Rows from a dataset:
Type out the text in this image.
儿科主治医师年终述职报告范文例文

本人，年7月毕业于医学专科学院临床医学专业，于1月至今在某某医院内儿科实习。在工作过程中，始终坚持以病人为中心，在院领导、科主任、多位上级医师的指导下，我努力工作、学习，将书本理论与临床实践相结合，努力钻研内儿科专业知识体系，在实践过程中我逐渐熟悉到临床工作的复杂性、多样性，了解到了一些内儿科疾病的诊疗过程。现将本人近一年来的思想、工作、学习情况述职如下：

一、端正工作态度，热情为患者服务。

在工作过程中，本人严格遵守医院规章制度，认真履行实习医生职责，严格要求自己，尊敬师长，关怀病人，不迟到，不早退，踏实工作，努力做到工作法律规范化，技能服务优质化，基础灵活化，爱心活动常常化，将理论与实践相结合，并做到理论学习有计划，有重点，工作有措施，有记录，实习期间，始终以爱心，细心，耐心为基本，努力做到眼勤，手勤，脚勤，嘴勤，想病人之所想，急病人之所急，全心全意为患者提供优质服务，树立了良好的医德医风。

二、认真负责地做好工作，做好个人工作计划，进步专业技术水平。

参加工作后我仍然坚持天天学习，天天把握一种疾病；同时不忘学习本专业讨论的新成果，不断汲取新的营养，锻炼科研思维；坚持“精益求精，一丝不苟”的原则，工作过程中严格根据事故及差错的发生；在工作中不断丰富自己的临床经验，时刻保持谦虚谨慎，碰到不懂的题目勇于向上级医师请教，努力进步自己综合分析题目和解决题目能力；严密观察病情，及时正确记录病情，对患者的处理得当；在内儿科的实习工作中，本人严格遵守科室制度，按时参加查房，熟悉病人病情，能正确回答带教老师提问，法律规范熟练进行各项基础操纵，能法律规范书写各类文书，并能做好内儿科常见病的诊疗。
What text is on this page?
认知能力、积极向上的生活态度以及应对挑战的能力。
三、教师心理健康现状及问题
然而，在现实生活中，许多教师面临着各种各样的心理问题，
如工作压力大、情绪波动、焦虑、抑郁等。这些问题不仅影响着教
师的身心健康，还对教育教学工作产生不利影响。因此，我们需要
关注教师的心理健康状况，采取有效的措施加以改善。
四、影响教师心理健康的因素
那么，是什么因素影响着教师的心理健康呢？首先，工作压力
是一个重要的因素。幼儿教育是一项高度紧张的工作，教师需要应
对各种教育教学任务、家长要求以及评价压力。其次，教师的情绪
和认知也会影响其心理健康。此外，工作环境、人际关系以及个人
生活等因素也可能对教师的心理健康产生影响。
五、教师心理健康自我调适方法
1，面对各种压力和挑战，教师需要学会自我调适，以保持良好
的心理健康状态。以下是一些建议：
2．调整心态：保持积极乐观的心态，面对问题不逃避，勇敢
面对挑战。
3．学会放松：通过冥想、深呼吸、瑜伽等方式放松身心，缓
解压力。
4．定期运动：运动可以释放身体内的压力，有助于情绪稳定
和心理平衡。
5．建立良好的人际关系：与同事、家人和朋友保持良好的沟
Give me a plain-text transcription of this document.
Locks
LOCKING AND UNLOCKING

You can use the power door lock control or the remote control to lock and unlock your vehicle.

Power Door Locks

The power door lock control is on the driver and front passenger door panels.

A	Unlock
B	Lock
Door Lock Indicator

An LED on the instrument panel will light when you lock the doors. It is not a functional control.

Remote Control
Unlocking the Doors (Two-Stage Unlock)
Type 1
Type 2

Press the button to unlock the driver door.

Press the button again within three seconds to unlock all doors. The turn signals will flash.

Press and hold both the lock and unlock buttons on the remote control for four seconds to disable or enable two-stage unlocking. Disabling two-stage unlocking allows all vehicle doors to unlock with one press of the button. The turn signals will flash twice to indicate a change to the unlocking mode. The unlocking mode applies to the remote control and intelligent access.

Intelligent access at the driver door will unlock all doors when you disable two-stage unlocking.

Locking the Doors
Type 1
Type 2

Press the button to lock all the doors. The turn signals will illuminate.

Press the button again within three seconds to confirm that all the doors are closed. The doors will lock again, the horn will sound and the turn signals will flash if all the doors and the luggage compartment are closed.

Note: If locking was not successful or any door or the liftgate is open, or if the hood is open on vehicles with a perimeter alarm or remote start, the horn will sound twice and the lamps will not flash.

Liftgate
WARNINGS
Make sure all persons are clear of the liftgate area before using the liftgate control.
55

## BRIEF
Pick out each line containing the string "three" and copy it.

## RESULT OF THIS EXERCISE
Press the button again within three seconds to unlock all doors. The turn signals will flash.
Press the button again within three seconds to confirm that all the doors are closed. The doors will lock again, the horn will sound and the turn signals will flash if all the doors and the luggage compartment are closed.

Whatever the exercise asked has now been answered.